GIVEN REQUEST:
Copy out lines with the word "Local" from the material that follows.

DATA LISTING:
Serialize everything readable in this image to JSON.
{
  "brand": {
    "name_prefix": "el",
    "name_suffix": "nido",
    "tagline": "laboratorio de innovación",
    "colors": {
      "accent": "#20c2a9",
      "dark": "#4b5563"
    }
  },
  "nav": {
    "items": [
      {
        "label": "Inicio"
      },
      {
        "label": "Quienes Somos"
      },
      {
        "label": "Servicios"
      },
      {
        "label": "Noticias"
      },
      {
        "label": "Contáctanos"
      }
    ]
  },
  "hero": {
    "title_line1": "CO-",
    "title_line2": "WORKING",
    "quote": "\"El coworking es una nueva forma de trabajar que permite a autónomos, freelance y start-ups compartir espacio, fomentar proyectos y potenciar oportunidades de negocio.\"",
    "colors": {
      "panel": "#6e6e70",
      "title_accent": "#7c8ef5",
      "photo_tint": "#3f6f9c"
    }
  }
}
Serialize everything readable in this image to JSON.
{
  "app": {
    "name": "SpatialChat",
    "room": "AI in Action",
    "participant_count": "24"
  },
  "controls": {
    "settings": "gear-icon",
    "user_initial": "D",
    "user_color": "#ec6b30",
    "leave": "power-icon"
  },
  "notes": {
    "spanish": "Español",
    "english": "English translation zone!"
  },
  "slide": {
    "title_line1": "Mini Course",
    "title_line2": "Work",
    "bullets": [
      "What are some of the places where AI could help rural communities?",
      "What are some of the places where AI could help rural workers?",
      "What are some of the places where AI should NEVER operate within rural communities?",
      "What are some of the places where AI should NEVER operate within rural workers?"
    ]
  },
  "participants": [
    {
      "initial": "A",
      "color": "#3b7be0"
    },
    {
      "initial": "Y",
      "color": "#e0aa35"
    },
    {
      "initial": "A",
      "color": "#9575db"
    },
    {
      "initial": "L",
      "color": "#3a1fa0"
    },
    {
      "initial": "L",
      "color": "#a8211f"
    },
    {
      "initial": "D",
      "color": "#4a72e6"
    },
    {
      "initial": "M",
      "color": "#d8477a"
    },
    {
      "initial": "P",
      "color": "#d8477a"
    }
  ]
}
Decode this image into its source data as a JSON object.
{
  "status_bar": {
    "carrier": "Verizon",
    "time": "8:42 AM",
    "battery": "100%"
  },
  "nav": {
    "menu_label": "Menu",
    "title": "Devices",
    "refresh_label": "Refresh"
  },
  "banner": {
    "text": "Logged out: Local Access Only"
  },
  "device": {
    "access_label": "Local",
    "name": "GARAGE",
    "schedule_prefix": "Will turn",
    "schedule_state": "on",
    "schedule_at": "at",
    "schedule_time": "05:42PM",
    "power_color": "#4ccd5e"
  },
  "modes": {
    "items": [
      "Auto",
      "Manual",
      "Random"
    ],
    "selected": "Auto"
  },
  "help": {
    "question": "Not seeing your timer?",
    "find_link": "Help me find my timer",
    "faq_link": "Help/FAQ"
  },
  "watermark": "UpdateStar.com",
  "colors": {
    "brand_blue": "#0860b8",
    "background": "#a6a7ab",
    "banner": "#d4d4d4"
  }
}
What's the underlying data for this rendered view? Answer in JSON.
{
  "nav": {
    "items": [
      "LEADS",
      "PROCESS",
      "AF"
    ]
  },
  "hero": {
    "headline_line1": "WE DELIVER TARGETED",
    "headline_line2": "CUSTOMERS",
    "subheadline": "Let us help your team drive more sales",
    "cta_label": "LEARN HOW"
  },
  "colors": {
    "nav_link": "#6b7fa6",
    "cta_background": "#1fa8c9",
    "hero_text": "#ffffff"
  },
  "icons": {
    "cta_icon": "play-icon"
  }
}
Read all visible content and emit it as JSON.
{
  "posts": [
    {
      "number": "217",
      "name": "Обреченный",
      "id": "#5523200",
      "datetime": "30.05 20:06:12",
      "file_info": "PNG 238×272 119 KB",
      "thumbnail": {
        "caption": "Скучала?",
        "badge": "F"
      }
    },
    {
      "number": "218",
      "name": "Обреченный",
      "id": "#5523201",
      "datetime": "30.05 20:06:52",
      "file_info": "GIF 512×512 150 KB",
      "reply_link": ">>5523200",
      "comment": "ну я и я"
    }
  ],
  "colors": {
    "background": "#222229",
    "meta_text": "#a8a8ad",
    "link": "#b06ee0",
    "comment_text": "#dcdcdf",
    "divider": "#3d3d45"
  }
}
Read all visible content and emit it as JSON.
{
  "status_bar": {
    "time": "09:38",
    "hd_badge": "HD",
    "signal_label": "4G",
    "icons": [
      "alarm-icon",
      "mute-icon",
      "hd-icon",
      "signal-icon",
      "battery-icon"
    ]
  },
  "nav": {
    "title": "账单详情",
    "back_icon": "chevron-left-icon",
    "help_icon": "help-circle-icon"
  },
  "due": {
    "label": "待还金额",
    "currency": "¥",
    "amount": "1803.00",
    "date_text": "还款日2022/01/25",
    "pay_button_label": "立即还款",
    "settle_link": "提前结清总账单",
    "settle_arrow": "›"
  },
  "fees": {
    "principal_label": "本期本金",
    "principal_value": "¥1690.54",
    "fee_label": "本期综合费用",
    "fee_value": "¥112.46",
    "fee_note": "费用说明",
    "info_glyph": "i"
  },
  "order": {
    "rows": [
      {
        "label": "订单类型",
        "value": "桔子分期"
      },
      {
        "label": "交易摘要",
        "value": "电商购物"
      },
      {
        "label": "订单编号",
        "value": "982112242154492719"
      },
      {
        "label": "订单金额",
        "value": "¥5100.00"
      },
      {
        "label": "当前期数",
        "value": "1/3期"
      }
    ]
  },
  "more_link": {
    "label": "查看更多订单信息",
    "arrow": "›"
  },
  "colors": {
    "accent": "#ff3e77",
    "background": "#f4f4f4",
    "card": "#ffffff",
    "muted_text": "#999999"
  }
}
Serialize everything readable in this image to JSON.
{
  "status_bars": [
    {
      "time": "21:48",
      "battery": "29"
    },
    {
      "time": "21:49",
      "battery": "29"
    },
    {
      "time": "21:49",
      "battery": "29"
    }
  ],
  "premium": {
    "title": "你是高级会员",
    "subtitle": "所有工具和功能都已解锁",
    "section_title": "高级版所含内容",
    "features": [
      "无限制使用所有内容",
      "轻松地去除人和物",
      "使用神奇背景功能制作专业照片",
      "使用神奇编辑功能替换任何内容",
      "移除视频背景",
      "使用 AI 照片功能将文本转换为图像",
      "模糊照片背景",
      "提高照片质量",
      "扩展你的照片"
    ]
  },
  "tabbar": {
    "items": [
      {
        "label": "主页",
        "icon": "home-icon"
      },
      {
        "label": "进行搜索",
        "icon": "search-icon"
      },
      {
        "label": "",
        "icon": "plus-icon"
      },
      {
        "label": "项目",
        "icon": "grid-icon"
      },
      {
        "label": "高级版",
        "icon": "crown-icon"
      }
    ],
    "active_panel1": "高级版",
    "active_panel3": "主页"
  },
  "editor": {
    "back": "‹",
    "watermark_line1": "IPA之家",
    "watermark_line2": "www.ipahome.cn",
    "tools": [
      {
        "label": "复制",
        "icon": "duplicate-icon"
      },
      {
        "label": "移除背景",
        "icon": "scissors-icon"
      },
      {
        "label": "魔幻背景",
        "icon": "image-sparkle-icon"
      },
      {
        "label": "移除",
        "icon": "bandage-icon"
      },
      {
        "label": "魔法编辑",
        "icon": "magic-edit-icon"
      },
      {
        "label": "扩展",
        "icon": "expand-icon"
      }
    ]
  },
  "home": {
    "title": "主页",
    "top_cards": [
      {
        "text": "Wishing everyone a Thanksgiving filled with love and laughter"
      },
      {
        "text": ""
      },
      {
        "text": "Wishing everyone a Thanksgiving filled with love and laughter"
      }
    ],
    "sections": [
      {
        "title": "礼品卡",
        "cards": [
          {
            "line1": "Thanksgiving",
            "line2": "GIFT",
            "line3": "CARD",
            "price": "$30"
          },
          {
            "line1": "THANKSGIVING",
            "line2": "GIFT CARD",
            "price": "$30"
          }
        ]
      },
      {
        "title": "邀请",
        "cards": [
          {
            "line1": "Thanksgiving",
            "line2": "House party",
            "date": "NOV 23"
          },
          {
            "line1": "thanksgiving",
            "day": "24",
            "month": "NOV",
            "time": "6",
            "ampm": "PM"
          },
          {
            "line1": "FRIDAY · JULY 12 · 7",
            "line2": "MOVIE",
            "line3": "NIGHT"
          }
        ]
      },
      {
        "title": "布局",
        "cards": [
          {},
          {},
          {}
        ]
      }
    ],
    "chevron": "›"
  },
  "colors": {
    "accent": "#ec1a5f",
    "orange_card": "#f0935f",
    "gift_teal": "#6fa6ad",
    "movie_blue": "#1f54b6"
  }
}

THE ANSWER:
    "text": "Logged out: Local Access Only"
    "access_label": "Local",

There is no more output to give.